**Exercise goal**
Copy every line of the material below without changing a single character.

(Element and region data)

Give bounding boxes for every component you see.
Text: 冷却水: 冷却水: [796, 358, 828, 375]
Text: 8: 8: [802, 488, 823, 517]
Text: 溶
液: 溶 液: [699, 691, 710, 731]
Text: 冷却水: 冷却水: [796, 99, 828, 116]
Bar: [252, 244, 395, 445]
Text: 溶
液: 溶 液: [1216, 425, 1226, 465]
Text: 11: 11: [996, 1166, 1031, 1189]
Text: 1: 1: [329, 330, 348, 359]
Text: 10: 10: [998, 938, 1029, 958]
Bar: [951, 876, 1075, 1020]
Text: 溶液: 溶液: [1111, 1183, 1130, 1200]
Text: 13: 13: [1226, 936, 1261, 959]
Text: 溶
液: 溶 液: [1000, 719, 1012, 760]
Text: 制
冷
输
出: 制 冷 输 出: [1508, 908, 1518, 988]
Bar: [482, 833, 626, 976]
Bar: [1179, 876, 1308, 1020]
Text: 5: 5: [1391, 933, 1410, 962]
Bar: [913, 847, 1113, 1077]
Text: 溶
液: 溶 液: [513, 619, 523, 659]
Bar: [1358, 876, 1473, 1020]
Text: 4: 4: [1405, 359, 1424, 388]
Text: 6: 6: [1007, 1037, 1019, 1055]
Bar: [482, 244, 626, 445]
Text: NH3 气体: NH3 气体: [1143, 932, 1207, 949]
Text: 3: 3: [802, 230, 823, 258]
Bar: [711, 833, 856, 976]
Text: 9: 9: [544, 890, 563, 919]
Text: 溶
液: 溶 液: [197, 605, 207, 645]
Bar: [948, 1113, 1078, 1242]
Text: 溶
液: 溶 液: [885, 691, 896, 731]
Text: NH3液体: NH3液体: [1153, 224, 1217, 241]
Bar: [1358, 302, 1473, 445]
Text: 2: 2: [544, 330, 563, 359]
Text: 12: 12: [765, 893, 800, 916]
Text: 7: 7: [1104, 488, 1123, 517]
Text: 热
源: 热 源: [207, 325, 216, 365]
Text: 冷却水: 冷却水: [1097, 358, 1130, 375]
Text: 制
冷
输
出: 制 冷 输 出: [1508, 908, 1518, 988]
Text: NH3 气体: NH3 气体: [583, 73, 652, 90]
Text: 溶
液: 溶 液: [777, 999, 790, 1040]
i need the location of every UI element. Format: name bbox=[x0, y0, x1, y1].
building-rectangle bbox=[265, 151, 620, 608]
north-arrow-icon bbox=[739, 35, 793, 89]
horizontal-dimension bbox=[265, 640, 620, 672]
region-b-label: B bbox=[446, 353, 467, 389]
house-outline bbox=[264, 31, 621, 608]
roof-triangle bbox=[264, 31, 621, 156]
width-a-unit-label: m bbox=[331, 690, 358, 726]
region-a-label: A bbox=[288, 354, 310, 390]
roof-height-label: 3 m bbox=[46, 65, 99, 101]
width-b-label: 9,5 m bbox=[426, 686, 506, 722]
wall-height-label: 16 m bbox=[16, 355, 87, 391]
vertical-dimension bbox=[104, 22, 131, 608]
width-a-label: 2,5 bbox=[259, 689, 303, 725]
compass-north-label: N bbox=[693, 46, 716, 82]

**Solution for this task**
Give bounding boxes for every component you see.
Text: 冷却水: 冷却水: [796, 358, 828, 375]
Text: 8: 8: [802, 488, 823, 517]
Text: 溶
液: 溶 液: [699, 691, 710, 731]
Text: 冷却水: 冷却水: [796, 99, 828, 116]
Bar: [252, 244, 395, 445]
Text: 溶
液: 溶 液: [1216, 425, 1226, 465]
Text: 11: 11: [996, 1166, 1031, 1189]
Text: 1: 1: [329, 330, 348, 359]
Text: 10: 10: [998, 938, 1029, 958]
Bar: [951, 876, 1075, 1020]
Text: 溶液: 溶液: [1111, 1183, 1130, 1200]
Text: 13: 13: [1226, 936, 1261, 959]
Text: 溶
液: 溶 液: [1000, 719, 1012, 760]
Text: 制
冷
输
出: 制 冷 输 出: [1508, 908, 1518, 988]
Bar: [482, 833, 626, 976]
Bar: [1179, 876, 1308, 1020]
Text: 5: 5: [1391, 933, 1410, 962]
Bar: [913, 847, 1113, 1077]
Text: 溶
液: 溶 液: [513, 619, 523, 659]
Bar: [1358, 876, 1473, 1020]
Text: 4: 4: [1405, 359, 1424, 388]
Text: 6: 6: [1007, 1037, 1019, 1055]
Bar: [482, 244, 626, 445]
Text: NH3 气体: NH3 气体: [1143, 932, 1207, 949]
Text: 3: 3: [802, 230, 823, 258]
Bar: [711, 833, 856, 976]
Text: 9: 9: [544, 890, 563, 919]
Text: 溶
液: 溶 液: [197, 605, 207, 645]
Bar: [948, 1113, 1078, 1242]
Text: 溶
液: 溶 液: [885, 691, 896, 731]
Text: NH3液体: NH3液体: [1153, 224, 1217, 241]
Bar: [1358, 302, 1473, 445]
Text: 2: 2: [544, 330, 563, 359]
Text: 12: 12: [765, 893, 800, 916]
Text: 7: 7: [1104, 488, 1123, 517]
Text: 热
源: 热 源: [207, 325, 216, 365]
Text: 冷却水: 冷却水: [1097, 358, 1130, 375]
Text: 制
冷
输
出: 制 冷 输 出: [1508, 908, 1518, 988]
Text: NH3 气体: NH3 气体: [583, 73, 652, 90]
Text: 溶
液: 溶 液: [777, 999, 790, 1040]
i need the location of every UI element. Format: name bbox=[x0, y0, x1, y1].
building-rectangle bbox=[265, 151, 620, 608]
north-arrow-icon bbox=[739, 35, 793, 89]
horizontal-dimension bbox=[265, 640, 620, 672]
region-b-label: B bbox=[446, 353, 467, 389]
house-outline bbox=[264, 31, 621, 608]
roof-triangle bbox=[264, 31, 621, 156]
width-a-unit-label: m bbox=[331, 690, 358, 726]
region-a-label: A bbox=[288, 354, 310, 390]
roof-height-label: 3 m bbox=[46, 65, 99, 101]
width-b-label: 9,5 m bbox=[426, 686, 506, 722]
wall-height-label: 16 m bbox=[16, 355, 87, 391]
vertical-dimension bbox=[104, 22, 131, 608]
width-a-label: 2,5 bbox=[259, 689, 303, 725]
compass-north-label: N bbox=[693, 46, 716, 82]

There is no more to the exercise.